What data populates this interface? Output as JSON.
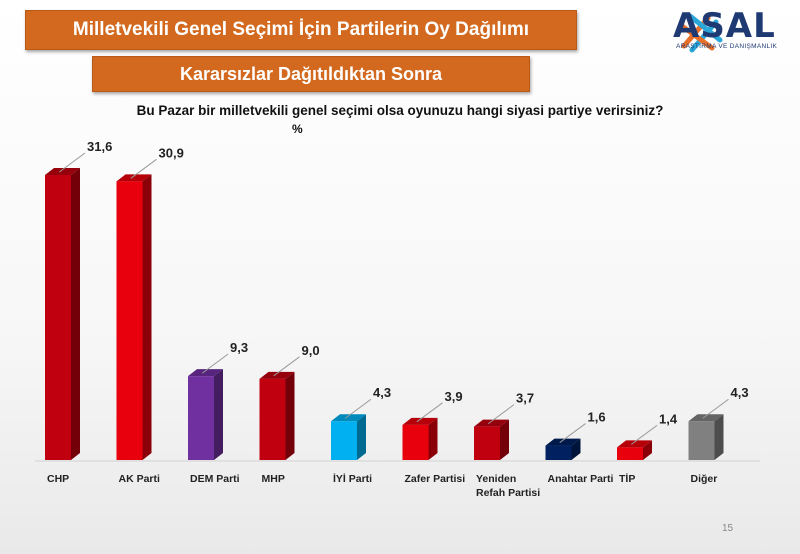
{
  "header": {
    "title": "Milletvekili Genel Seçimi İçin Partilerin Oy Dağılımı",
    "subtitle": "Kararsızlar Dağıtıldıktan Sonra"
  },
  "logo": {
    "name": "ASAL",
    "tagline": "ARAŞTIRMA VE DANIŞMANLIK",
    "colors": [
      "#e8702a",
      "#2aa7d8",
      "#1f3a73"
    ]
  },
  "page_number": "15",
  "chart_data": {
    "type": "bar",
    "title": "Bu Pazar bir milletvekili genel seçimi olsa oyunuzu hangi siyasi partiye verirsiniz?",
    "unit": "%",
    "categories": [
      "CHP",
      "AK Parti",
      "DEM Parti",
      "MHP",
      "İYİ Parti",
      "Zafer Partisi",
      "Yeniden Refah Partisi",
      "Anahtar Parti",
      "TİP",
      "Diğer"
    ],
    "values": [
      31.6,
      30.9,
      9.3,
      9.0,
      4.3,
      3.9,
      3.7,
      1.6,
      1.4,
      4.3
    ],
    "value_labels": [
      "31,6",
      "30,9",
      "9,3",
      "9,0",
      "4,3",
      "3,9",
      "3,7",
      "1,6",
      "1,4",
      "4,3"
    ],
    "colors": [
      "#c0000f",
      "#e8000d",
      "#7030a0",
      "#c0000f",
      "#00b0f0",
      "#e8000d",
      "#c0000f",
      "#002060",
      "#e8000d",
      "#808080"
    ],
    "ylim": [
      0,
      32
    ],
    "grid": false,
    "legend": "none"
  }
}
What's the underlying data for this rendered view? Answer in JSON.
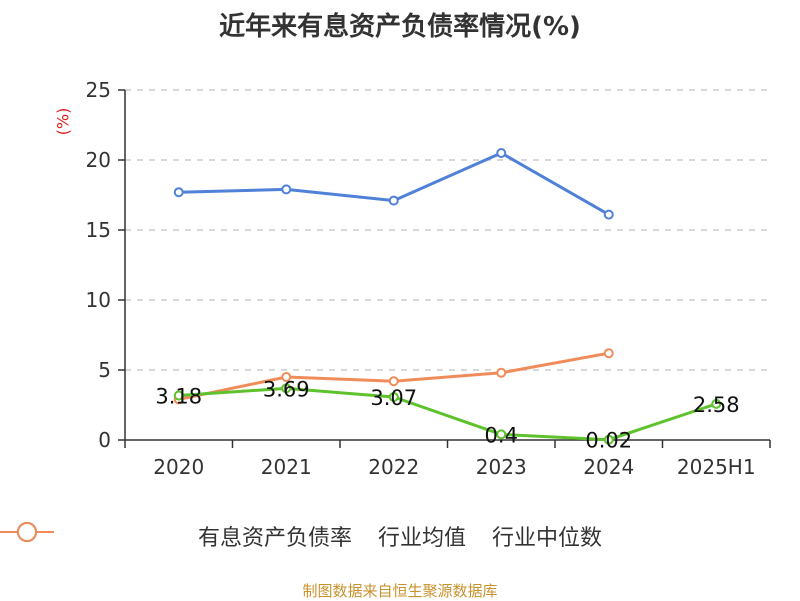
{
  "title": "近年来有息资产负债率情况(%)",
  "unit_label": "(%)",
  "source": "制图数据来自恒生聚源数据库",
  "colors": {
    "series1": "#5ec22c",
    "series2": "#4f81d9",
    "series3": "#f08c5a",
    "axis": "#333333",
    "grid": "#cccccc"
  },
  "chart_data": {
    "type": "line",
    "title": "近年来有息资产负债率情况(%)",
    "ylabel": "(%)",
    "xlabel": "",
    "categories": [
      "2020",
      "2021",
      "2022",
      "2023",
      "2024",
      "2025H1"
    ],
    "ylim": [
      0,
      25
    ],
    "yticks": [
      0,
      5,
      10,
      15,
      20,
      25
    ],
    "grid": true,
    "legend_position": "bottom",
    "series": [
      {
        "name": "有息资产负债率",
        "values": [
          3.18,
          3.69,
          3.07,
          0.4,
          0.02,
          2.58
        ],
        "labels": [
          "3.18",
          "3.69",
          "3.07",
          "0.4",
          "0.02",
          "2.58"
        ]
      },
      {
        "name": "行业均值",
        "values": [
          17.7,
          17.9,
          17.1,
          20.5,
          16.1,
          null
        ]
      },
      {
        "name": "行业中位数",
        "values": [
          2.9,
          4.5,
          4.2,
          4.8,
          6.2,
          null
        ]
      }
    ]
  }
}
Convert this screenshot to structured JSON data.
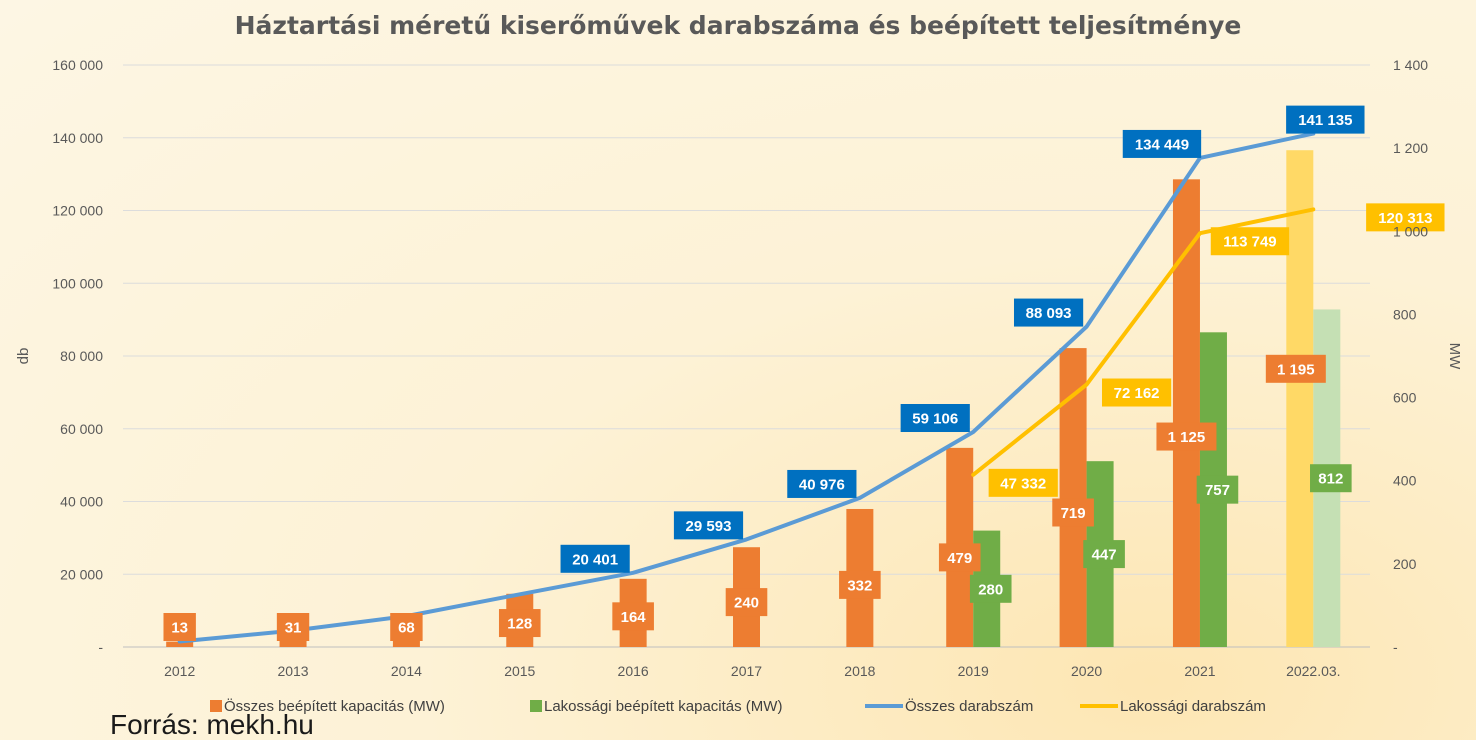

=======

What you need to do: Restate the records above in full, word for word. Keep pictures out.

Output for this task:
What data populates this interface? Output as JSON.
{
  "header": {
    "title": "Milletvekili Genel Seçimi İçin Partilerin Oy Dağılımı",
    "subtitle": "Kararsızlar Dağıtıldıktan Sonra"
  },
  "logo": {
    "name": "ASAL",
    "tagline": "ARAŞTIRMA VE DANIŞMANLIK",
    "colors": [
      "#e8702a",
      "#2aa7d8",
      "#1f3a73"
    ]
  },
  "page_number": "15",
  "chart_data": {
    "type": "bar",
    "title": "Bu Pazar bir milletvekili genel seçimi olsa oyunuzu hangi siyasi partiye verirsiniz?",
    "unit": "%",
    "categories": [
      "CHP",
      "AK Parti",
      "DEM Parti",
      "MHP",
      "İYİ Parti",
      "Zafer Partisi",
      "Yeniden Refah Partisi",
      "Anahtar Parti",
      "TİP",
      "Diğer"
    ],
    "values": [
      31.6,
      30.9,
      9.3,
      9.0,
      4.3,
      3.9,
      3.7,
      1.6,
      1.4,
      4.3
    ],
    "value_labels": [
      "31,6",
      "30,9",
      "9,3",
      "9,0",
      "4,3",
      "3,9",
      "3,7",
      "1,6",
      "1,4",
      "4,3"
    ],
    "colors": [
      "#c0000f",
      "#e8000d",
      "#7030a0",
      "#c0000f",
      "#00b0f0",
      "#e8000d",
      "#c0000f",
      "#002060",
      "#e8000d",
      "#808080"
    ],
    "ylim": [
      0,
      32
    ],
    "grid": false,
    "legend": "none"
  }
}
What's the underlying data for this rendered view? Answer in JSON.
{
  "title": "近年来有息资产负债率情况(%)",
  "unit_label": "(%)",
  "source": "制图数据来自恒生聚源数据库",
  "colors": {
    "series1": "#5ec22c",
    "series2": "#4f81d9",
    "series3": "#f08c5a",
    "axis": "#333333",
    "grid": "#cccccc"
  },
  "chart_data": {
    "type": "line",
    "title": "近年来有息资产负债率情况(%)",
    "ylabel": "(%)",
    "xlabel": "",
    "categories": [
      "2020",
      "2021",
      "2022",
      "2023",
      "2024",
      "2025H1"
    ],
    "ylim": [
      0,
      25
    ],
    "yticks": [
      0,
      5,
      10,
      15,
      20,
      25
    ],
    "grid": true,
    "legend_position": "bottom",
    "series": [
      {
        "name": "有息资产负债率",
        "values": [
          3.18,
          3.69,
          3.07,
          0.4,
          0.02,
          2.58
        ],
        "labels": [
          "3.18",
          "3.69",
          "3.07",
          "0.4",
          "0.02",
          "2.58"
        ]
      },
      {
        "name": "行业均值",
        "values": [
          17.7,
          17.9,
          17.1,
          20.5,
          16.1,
          null
        ]
      },
      {
        "name": "行业中位数",
        "values": [
          2.9,
          4.5,
          4.2,
          4.8,
          6.2,
          null
        ]
      }
    ]
  }
}
Convert this screenshot to structured JSON data.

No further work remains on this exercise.